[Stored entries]
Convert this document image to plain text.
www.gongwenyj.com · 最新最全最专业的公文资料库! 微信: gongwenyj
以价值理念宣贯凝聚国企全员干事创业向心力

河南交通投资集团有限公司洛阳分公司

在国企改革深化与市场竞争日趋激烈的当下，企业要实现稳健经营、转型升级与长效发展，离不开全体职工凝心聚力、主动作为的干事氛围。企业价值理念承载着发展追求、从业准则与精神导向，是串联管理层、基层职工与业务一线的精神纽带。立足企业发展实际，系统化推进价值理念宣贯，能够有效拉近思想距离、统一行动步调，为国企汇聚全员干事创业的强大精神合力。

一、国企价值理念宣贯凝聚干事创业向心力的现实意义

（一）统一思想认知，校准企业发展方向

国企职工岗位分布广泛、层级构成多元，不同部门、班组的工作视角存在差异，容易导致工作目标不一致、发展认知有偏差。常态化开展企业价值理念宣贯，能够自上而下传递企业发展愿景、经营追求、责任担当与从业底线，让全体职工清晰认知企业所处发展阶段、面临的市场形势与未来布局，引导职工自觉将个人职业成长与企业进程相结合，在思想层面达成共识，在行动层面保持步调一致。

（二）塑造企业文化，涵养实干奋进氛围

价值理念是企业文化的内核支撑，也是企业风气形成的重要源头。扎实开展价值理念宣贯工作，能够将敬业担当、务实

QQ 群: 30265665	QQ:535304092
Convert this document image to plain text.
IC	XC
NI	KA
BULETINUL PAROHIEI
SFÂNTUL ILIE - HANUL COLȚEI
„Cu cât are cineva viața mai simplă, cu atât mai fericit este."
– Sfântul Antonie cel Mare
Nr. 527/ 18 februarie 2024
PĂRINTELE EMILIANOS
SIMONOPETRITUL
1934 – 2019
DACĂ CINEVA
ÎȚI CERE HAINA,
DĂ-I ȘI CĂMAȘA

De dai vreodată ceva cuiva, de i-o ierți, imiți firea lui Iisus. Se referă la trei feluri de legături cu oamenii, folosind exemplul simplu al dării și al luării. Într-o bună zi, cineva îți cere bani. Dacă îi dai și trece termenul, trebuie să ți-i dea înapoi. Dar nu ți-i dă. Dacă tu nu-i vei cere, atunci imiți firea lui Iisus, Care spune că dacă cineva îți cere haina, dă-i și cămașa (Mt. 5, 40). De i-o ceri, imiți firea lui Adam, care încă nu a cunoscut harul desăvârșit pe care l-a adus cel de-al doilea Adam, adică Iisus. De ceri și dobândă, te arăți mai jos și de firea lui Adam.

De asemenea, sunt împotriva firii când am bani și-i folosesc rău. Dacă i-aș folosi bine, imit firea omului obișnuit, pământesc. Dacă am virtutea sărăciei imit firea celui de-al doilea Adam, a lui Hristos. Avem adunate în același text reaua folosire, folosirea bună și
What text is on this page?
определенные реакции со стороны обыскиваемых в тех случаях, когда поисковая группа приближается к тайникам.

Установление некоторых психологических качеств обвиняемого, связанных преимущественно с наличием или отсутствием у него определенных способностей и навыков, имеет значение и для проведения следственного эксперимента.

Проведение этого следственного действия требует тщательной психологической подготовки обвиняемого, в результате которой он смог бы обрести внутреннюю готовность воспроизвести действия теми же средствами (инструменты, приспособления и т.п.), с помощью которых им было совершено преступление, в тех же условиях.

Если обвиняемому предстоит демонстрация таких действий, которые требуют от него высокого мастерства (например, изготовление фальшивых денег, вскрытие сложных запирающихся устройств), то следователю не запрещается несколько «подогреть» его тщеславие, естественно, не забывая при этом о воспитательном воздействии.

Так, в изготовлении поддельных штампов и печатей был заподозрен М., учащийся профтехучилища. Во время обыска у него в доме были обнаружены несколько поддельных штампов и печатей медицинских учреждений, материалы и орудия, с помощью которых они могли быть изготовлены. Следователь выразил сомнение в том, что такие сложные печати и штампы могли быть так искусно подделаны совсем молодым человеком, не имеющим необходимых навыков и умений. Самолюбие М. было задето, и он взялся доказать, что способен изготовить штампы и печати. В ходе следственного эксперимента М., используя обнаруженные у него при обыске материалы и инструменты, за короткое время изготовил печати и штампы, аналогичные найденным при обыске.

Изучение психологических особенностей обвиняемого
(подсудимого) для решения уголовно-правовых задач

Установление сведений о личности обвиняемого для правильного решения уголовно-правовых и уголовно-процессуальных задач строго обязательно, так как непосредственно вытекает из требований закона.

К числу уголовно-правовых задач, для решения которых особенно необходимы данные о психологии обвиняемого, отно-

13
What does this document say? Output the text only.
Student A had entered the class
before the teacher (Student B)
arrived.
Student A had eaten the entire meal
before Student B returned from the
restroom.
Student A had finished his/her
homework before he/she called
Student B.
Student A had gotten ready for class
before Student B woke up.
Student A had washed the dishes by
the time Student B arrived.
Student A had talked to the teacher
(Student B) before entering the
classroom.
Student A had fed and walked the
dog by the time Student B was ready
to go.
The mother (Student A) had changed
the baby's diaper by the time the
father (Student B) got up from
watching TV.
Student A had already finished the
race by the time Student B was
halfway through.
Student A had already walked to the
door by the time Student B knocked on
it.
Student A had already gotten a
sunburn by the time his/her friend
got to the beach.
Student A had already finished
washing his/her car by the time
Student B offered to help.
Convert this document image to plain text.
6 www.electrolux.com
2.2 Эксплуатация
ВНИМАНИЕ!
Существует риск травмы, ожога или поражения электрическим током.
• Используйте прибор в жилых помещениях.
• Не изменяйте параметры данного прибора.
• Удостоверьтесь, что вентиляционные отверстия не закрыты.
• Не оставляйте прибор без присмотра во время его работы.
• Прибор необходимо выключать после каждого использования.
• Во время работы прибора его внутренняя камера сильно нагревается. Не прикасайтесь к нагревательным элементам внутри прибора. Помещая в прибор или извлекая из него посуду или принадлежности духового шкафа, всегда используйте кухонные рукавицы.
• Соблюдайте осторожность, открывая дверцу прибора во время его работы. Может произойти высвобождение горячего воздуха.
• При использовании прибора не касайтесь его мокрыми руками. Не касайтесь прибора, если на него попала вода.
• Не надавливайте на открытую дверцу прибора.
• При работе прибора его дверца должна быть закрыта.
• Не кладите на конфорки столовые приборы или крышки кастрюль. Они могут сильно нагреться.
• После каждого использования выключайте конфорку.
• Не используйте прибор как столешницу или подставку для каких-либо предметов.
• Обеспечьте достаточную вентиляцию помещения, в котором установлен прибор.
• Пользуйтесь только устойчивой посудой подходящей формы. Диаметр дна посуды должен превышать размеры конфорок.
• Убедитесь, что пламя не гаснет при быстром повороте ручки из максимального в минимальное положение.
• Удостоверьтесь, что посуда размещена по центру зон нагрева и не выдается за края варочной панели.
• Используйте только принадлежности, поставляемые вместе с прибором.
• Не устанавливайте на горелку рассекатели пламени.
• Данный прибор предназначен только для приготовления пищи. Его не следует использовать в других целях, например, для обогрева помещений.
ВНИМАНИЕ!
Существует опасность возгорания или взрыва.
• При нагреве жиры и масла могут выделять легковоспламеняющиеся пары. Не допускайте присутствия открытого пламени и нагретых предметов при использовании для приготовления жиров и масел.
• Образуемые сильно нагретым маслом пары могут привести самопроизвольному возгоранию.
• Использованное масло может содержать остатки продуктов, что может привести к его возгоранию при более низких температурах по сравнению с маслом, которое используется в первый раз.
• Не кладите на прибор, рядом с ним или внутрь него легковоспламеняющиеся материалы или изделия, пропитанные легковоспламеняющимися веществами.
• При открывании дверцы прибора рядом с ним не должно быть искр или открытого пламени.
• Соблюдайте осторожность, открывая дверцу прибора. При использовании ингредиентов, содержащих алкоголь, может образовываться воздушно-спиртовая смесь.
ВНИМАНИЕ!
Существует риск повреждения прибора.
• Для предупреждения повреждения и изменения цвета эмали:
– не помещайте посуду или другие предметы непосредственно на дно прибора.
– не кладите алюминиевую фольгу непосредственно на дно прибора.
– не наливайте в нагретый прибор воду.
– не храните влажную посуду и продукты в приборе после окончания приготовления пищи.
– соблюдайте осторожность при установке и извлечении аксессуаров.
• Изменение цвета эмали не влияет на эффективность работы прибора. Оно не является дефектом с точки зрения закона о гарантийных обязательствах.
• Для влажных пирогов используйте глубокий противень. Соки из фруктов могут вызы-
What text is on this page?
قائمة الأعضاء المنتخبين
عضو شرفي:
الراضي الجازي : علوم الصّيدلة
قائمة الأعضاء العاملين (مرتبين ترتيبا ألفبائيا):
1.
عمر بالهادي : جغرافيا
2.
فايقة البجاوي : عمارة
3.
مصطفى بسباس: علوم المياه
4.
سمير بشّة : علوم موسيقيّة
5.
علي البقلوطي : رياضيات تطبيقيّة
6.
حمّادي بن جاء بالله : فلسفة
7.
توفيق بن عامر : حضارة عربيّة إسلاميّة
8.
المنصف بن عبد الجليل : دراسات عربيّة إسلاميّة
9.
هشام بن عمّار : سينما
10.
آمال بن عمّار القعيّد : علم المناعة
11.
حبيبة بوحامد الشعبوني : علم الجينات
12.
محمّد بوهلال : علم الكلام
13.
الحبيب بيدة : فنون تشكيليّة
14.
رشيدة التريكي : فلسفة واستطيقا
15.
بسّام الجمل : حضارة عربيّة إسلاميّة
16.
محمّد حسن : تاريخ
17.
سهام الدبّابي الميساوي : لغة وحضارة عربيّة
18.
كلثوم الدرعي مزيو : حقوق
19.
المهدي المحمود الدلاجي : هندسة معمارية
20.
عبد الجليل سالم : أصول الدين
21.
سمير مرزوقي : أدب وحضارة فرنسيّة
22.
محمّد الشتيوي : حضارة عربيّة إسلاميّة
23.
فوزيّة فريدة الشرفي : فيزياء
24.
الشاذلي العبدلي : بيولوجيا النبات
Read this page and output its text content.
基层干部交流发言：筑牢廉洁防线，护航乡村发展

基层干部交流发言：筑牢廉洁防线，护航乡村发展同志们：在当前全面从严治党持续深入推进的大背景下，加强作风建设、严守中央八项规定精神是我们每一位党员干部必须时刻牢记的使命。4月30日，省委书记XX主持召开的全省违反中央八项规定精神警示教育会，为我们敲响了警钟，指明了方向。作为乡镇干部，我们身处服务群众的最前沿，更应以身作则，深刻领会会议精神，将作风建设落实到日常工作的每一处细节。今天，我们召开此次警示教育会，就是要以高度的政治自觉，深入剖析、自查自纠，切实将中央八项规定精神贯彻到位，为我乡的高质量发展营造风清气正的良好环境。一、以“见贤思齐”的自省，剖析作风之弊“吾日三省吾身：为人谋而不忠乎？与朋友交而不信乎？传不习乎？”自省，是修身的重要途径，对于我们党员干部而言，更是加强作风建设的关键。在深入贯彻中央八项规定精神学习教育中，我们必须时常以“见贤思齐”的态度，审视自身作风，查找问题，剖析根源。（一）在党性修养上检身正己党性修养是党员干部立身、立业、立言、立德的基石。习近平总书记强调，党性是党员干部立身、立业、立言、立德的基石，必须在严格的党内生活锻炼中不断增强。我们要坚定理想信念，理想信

### [AIM OF THE EXERCISE]
Say how many lines include the word "пищи"; reply with the number alone.

### [THE RESULT]
2